_Required work:_
From the entries that follow, pick out all lines holding "Length".

_Extracted records:_
>>>
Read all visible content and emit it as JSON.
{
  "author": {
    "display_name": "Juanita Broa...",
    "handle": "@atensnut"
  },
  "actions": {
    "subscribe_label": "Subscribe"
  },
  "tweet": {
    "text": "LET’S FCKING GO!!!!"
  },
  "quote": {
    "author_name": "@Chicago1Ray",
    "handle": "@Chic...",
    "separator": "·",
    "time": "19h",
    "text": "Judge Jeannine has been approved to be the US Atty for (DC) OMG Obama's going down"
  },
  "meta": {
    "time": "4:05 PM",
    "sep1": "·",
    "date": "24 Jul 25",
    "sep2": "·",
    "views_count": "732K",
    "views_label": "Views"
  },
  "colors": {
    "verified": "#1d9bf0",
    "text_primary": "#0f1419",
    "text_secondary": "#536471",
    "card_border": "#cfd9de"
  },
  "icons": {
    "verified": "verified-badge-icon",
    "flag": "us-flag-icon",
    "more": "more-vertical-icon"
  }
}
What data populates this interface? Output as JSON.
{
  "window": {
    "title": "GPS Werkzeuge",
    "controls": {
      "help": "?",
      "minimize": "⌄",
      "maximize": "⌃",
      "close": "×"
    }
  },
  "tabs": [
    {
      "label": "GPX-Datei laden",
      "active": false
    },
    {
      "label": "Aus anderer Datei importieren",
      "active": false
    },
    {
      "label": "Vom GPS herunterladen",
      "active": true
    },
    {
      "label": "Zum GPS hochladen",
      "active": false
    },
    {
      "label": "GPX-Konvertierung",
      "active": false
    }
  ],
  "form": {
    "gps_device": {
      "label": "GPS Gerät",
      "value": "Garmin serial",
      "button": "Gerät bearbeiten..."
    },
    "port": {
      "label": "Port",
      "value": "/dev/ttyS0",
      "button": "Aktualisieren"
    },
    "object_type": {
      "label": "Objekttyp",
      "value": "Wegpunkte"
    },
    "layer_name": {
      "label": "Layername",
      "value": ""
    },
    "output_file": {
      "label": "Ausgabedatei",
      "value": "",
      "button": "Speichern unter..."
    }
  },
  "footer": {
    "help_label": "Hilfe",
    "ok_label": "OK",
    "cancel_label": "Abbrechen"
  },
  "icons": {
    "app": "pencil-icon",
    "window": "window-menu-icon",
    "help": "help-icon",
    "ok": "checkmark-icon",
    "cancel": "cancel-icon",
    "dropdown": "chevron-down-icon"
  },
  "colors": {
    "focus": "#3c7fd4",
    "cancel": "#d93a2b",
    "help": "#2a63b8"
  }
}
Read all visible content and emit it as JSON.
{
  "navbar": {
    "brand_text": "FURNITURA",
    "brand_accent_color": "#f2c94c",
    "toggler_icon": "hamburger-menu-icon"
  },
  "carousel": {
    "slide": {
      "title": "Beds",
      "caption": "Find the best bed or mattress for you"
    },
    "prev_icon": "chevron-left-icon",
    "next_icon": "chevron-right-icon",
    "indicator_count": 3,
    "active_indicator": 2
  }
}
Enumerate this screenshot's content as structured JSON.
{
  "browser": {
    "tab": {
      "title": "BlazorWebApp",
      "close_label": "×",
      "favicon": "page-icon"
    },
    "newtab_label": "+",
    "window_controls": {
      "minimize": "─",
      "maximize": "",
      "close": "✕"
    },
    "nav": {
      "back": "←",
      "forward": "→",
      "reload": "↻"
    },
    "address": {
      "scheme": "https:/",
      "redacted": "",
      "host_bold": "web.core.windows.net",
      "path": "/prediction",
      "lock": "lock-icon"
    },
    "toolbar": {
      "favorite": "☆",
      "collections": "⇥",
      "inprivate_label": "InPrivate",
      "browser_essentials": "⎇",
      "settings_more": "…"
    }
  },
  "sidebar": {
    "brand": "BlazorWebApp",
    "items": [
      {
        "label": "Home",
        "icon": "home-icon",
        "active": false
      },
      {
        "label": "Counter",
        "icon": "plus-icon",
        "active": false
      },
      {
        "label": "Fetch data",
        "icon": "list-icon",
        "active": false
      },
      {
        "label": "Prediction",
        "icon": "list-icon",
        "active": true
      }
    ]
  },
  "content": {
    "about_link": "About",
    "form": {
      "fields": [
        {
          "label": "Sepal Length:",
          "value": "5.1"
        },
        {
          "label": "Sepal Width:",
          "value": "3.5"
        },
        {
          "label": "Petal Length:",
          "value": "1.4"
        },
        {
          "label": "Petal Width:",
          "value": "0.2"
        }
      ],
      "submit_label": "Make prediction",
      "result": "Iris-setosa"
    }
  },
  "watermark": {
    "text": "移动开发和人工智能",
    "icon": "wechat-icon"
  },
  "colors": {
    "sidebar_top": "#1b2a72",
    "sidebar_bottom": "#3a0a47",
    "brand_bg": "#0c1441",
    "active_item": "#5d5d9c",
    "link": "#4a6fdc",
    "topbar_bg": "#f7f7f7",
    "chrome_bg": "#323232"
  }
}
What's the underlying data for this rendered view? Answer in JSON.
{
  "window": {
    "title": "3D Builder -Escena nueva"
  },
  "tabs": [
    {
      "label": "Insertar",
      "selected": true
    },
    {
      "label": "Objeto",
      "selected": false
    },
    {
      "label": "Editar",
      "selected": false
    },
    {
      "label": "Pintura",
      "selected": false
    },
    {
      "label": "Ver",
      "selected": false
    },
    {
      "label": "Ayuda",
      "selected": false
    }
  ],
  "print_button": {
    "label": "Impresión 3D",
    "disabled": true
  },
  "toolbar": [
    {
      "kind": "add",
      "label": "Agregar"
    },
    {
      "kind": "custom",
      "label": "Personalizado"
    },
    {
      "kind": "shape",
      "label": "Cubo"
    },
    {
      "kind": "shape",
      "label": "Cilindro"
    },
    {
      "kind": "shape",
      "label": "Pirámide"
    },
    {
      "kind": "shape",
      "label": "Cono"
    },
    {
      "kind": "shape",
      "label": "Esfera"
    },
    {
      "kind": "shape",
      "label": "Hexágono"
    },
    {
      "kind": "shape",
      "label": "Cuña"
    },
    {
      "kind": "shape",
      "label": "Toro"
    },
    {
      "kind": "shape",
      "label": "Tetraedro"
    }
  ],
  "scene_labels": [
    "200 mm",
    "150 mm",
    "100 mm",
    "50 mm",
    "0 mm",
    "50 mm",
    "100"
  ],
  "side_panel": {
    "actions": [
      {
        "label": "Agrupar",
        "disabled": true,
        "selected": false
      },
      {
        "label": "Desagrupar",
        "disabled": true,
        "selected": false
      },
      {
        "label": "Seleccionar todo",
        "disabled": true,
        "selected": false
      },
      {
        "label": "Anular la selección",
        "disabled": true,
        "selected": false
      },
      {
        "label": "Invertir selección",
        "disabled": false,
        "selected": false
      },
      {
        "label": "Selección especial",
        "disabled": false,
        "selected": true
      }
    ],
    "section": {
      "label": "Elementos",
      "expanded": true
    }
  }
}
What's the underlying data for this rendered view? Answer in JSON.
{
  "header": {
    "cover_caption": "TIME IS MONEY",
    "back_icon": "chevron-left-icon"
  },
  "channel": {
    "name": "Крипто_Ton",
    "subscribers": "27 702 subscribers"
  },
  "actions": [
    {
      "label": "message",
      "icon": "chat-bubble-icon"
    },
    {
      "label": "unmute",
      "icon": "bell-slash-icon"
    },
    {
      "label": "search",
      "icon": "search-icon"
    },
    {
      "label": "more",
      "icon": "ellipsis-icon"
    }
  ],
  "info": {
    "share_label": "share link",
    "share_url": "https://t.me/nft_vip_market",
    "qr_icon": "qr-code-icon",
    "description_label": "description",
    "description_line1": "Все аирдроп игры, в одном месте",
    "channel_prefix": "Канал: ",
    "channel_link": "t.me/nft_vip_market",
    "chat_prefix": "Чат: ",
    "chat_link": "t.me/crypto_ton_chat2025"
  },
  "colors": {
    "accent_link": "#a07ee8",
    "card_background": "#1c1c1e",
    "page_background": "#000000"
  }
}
<<<
_Answer to the task:_
          "label": "Sepal Length:",
          "label": "Petal Length:",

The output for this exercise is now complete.